↓

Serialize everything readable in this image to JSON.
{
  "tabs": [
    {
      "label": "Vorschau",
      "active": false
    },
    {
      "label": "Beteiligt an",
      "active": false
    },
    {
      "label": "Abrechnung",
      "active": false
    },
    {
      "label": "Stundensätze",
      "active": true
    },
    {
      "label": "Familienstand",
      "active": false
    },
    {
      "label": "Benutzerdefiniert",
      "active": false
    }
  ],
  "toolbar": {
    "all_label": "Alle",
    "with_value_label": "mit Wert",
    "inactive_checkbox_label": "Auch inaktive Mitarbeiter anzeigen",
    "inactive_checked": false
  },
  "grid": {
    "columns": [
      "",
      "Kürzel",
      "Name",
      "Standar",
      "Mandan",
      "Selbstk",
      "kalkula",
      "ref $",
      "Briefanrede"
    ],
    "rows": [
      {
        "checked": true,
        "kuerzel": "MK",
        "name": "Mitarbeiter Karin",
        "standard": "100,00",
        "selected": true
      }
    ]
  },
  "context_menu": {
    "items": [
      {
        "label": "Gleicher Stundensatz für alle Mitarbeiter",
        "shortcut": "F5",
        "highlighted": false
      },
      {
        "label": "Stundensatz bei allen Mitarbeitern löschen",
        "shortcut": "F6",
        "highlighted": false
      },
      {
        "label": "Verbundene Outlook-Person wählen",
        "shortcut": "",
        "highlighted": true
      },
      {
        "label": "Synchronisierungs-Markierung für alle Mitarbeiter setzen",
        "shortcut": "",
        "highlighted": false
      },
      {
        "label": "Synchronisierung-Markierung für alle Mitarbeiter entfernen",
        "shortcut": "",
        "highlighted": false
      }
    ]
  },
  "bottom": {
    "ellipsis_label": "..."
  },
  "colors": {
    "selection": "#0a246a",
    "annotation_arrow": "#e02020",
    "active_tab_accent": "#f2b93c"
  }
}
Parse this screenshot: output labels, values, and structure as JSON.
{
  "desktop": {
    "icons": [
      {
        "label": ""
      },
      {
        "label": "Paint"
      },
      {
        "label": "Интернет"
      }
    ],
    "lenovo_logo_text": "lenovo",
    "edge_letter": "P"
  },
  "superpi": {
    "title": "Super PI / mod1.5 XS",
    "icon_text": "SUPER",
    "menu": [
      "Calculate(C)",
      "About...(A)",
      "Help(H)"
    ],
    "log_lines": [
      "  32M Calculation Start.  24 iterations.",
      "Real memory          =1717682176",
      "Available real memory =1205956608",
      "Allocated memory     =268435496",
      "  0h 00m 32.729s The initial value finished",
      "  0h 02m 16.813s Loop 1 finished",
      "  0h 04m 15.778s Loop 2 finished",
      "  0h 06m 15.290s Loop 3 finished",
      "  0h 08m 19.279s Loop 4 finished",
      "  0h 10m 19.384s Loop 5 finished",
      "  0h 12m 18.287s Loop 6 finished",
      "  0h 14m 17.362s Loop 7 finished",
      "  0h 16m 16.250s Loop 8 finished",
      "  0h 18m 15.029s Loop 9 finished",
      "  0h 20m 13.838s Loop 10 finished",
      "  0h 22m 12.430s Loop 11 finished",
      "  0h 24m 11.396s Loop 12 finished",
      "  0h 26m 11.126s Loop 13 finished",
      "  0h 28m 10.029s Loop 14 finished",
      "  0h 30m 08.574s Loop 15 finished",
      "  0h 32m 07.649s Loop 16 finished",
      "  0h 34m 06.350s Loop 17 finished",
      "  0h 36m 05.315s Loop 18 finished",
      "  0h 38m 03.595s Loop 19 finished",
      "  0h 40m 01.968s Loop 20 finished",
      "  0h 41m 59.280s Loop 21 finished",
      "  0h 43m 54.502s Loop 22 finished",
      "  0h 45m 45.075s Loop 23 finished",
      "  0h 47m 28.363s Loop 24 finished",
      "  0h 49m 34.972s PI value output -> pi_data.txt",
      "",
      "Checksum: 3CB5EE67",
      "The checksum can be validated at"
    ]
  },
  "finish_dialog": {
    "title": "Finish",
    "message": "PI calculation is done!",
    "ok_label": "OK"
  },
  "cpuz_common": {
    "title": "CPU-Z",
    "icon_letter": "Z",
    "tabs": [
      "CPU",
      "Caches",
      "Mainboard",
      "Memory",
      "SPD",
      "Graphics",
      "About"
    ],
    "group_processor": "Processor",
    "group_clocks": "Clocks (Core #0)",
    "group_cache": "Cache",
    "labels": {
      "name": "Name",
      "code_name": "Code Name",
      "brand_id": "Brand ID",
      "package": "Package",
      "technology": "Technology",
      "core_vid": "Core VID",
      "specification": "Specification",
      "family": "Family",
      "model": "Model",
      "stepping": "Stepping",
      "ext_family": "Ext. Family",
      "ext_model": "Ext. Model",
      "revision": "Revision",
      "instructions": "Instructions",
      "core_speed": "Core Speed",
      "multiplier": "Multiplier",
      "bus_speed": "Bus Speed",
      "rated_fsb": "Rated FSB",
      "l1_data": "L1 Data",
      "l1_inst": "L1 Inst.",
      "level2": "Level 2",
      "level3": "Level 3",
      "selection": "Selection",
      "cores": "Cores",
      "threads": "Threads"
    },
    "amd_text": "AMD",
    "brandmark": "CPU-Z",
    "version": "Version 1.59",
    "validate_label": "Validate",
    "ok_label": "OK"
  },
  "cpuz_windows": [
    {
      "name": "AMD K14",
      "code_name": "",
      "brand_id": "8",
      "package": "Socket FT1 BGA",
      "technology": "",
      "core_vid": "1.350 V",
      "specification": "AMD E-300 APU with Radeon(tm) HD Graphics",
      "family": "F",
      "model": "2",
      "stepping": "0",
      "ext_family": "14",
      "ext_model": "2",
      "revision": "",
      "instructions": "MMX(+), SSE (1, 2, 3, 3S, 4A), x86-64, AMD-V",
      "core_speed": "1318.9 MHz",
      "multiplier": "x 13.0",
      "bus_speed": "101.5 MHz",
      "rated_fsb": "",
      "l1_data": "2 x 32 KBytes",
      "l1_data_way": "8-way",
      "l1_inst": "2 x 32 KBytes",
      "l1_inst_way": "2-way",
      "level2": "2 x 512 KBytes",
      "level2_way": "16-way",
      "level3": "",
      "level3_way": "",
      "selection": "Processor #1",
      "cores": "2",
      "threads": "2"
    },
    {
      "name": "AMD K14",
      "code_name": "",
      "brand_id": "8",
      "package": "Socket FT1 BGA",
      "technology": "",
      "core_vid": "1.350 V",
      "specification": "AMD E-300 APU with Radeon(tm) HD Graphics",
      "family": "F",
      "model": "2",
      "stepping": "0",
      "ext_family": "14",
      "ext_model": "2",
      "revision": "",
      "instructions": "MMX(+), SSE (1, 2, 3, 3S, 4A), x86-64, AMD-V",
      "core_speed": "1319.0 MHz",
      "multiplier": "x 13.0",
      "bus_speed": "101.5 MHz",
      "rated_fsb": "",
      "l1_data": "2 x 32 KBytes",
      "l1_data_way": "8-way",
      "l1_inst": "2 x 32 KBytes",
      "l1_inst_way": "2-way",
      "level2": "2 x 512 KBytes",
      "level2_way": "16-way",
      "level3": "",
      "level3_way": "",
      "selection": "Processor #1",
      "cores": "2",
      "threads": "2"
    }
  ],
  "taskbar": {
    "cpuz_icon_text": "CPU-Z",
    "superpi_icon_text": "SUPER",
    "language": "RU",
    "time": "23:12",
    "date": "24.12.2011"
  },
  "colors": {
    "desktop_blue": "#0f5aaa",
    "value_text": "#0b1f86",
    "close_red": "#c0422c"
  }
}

↑

Show every line in the entries where the string "output" occurs.

▸ Written answer:
Parse this screenshot: output labels, values, and structure as JSON.
      "  0h 49m 34.972s PI value output -> pi_data.txt",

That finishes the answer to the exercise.